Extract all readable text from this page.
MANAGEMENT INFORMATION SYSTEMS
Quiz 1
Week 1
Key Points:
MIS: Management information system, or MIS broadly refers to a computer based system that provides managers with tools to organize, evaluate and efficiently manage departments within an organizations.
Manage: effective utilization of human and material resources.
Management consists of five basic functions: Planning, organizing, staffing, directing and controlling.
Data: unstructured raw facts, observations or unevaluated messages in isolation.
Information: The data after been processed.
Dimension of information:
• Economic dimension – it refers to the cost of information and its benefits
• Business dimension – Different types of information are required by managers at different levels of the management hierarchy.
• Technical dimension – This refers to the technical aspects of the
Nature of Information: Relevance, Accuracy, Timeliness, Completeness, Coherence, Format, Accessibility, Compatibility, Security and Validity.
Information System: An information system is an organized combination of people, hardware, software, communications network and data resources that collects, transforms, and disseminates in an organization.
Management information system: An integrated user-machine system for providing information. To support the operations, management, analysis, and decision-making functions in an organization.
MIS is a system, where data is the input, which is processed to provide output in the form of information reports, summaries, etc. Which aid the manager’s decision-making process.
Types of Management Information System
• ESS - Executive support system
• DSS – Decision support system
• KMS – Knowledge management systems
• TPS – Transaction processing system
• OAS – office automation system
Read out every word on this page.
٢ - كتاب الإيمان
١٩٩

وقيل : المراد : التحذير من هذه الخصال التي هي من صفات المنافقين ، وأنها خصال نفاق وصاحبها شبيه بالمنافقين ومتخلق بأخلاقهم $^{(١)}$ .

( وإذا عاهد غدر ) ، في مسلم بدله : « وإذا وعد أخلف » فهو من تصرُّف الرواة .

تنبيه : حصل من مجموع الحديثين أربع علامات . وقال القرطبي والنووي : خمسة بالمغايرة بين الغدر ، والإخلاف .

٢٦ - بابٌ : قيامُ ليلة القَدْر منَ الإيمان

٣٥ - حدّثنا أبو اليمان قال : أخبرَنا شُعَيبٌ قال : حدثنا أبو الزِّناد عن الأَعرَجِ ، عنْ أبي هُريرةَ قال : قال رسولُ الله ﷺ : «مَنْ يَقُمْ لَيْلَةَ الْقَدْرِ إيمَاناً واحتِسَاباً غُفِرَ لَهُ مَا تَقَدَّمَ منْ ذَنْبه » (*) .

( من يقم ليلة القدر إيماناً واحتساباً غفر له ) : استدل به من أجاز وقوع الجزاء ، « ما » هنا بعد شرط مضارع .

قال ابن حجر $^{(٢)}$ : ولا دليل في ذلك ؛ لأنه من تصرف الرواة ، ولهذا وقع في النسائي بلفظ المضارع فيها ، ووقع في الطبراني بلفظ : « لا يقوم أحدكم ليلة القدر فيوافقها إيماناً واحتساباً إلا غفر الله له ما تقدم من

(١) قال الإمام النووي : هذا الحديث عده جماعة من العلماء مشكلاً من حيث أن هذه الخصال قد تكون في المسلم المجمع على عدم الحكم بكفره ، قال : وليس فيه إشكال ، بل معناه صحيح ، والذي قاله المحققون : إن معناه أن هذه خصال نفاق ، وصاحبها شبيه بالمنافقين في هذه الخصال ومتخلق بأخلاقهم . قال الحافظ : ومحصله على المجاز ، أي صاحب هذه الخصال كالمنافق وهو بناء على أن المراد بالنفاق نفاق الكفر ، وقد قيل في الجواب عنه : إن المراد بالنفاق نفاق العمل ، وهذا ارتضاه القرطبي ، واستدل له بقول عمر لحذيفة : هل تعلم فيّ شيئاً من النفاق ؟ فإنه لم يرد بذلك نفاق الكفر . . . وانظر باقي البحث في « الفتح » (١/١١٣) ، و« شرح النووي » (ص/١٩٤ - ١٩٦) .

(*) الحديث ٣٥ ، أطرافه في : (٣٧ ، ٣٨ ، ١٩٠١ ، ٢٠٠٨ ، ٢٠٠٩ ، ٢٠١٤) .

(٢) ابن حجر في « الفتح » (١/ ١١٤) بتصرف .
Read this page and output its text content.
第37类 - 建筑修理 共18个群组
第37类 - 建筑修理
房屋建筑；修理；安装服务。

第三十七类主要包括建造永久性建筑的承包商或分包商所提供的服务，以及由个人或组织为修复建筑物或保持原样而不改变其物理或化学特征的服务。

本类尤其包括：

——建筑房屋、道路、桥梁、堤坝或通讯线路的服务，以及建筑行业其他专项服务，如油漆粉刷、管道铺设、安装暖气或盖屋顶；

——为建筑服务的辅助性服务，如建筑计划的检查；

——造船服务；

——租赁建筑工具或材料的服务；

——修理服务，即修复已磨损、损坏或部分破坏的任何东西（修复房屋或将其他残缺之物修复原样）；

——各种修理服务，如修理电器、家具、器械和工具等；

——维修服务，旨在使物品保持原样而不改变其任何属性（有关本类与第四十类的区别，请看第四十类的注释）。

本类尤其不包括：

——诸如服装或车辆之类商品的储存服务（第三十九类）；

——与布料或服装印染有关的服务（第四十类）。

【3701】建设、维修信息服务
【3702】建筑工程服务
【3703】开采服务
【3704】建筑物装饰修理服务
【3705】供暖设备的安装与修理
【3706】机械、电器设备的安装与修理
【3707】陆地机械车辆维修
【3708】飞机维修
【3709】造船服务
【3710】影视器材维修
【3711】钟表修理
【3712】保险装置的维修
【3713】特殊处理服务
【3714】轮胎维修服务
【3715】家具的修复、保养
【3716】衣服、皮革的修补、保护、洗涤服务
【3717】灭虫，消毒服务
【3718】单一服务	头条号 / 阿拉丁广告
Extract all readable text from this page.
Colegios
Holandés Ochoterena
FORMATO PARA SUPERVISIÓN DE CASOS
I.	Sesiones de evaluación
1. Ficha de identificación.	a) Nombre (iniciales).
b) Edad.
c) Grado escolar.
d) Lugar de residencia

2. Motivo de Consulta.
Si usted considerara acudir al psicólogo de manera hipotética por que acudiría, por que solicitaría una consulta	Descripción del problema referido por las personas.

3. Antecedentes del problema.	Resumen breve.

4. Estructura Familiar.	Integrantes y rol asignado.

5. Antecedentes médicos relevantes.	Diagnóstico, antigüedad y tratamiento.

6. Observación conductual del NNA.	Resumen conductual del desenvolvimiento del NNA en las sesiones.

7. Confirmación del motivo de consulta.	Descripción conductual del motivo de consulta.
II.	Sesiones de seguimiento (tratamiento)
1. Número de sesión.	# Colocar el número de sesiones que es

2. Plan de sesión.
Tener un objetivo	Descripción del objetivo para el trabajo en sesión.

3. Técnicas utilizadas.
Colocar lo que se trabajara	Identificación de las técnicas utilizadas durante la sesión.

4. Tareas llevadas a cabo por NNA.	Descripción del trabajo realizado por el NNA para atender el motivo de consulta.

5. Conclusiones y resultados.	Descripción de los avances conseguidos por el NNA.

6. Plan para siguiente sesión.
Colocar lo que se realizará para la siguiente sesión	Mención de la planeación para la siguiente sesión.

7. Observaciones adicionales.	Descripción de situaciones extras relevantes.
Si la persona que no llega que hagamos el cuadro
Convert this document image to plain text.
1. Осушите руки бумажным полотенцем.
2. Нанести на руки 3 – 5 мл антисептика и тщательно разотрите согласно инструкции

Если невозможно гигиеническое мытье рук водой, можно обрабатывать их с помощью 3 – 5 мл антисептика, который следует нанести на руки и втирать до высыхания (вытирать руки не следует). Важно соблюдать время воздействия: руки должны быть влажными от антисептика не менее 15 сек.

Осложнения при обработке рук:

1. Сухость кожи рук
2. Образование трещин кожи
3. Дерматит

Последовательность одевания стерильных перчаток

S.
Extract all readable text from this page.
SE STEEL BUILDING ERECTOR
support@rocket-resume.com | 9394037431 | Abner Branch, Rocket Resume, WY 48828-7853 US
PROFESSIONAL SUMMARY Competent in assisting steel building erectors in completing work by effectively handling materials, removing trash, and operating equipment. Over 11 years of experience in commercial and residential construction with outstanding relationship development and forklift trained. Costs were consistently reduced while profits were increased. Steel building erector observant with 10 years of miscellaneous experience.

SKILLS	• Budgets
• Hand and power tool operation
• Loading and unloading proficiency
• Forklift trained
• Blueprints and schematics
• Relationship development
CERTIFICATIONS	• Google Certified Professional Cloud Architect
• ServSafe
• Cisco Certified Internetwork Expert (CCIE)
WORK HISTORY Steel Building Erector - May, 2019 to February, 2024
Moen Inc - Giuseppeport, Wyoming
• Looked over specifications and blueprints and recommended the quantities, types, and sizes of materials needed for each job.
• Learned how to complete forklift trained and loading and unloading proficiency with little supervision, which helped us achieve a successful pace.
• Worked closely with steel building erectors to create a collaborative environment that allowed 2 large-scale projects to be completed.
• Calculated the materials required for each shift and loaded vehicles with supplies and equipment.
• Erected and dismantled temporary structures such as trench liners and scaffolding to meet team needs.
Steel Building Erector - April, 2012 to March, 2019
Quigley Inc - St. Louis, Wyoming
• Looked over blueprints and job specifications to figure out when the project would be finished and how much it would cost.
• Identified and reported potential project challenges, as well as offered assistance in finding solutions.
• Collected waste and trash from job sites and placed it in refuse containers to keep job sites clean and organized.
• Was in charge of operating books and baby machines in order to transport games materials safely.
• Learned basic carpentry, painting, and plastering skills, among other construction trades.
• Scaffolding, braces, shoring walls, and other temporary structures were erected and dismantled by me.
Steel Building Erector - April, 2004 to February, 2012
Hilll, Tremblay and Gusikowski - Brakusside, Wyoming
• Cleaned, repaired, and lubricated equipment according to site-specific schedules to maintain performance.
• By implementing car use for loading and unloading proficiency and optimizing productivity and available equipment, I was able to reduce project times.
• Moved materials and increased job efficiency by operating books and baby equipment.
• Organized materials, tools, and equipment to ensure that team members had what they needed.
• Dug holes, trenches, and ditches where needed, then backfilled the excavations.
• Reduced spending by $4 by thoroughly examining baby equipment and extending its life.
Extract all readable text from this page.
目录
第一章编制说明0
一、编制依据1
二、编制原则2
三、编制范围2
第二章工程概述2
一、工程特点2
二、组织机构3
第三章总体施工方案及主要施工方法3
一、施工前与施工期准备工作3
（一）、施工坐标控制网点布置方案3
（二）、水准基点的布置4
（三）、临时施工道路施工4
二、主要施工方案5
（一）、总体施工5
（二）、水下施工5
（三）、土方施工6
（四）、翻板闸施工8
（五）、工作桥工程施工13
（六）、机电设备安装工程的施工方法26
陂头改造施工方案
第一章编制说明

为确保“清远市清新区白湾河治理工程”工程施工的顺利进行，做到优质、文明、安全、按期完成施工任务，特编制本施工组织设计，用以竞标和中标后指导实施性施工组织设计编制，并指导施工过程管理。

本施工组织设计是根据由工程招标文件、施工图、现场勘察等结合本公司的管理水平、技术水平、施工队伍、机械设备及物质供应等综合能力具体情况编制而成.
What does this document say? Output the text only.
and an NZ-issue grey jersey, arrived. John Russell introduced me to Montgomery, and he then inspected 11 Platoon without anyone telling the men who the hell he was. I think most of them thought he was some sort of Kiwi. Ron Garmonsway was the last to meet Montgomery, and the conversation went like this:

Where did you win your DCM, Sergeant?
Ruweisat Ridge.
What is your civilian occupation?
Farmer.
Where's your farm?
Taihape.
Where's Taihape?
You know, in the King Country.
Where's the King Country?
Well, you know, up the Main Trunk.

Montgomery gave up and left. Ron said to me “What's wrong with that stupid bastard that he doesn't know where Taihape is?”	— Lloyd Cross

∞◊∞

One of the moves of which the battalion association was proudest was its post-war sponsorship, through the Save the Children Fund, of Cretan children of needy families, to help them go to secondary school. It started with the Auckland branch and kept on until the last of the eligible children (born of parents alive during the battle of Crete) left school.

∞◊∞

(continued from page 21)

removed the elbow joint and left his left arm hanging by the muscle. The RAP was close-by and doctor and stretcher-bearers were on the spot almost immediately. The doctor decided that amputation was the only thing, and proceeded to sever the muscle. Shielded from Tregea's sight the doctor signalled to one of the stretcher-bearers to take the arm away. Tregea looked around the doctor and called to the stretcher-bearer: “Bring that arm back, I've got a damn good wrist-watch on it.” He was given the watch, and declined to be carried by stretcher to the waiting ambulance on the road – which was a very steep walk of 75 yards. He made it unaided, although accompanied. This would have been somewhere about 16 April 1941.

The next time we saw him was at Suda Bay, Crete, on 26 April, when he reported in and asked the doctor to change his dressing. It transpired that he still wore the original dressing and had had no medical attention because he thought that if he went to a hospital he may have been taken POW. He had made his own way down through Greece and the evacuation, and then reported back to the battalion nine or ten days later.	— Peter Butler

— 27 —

Task to complete
Pick out all the lines with the word "خصال" in them and copy them.

Finished task
وقيل : المراد : التحذير من هذه الخصال التي هي من صفات المنافقين ، وأنها خصال نفاق وصاحبها شبيه بالمنافقين ومتخلق بأخلاقهم $^{(١)}$ .
(١) قال الإمام النووي : هذا الحديث عده جماعة من العلماء مشكلاً من حيث أن هذه الخصال قد تكون في المسلم المجمع على عدم الحكم بكفره ، قال : وليس فيه إشكال ، بل معناه صحيح ، والذي قاله المحققون : إن معناه أن هذه خصال نفاق ، وصاحبها شبيه بالمنافقين في هذه الخصال ومتخلق بأخلاقهم . قال الحافظ : ومحصله على المجاز ، أي صاحب هذه الخصال كالمنافق وهو بناء على أن المراد بالنفاق نفاق الكفر ، وقد قيل في الجواب عنه : إن المراد بالنفاق نفاق العمل ، وهذا ارتضاه القرطبي ، واستدل له بقول عمر لحذيفة : هل تعلم فيّ شيئاً من النفاق ؟ فإنه لم يرد بذلك نفاق الكفر . . . وانظر باقي البحث في « الفتح » (١/١١٣) ، و« شرح النووي » (ص/١٩٤ - ١٩٦) .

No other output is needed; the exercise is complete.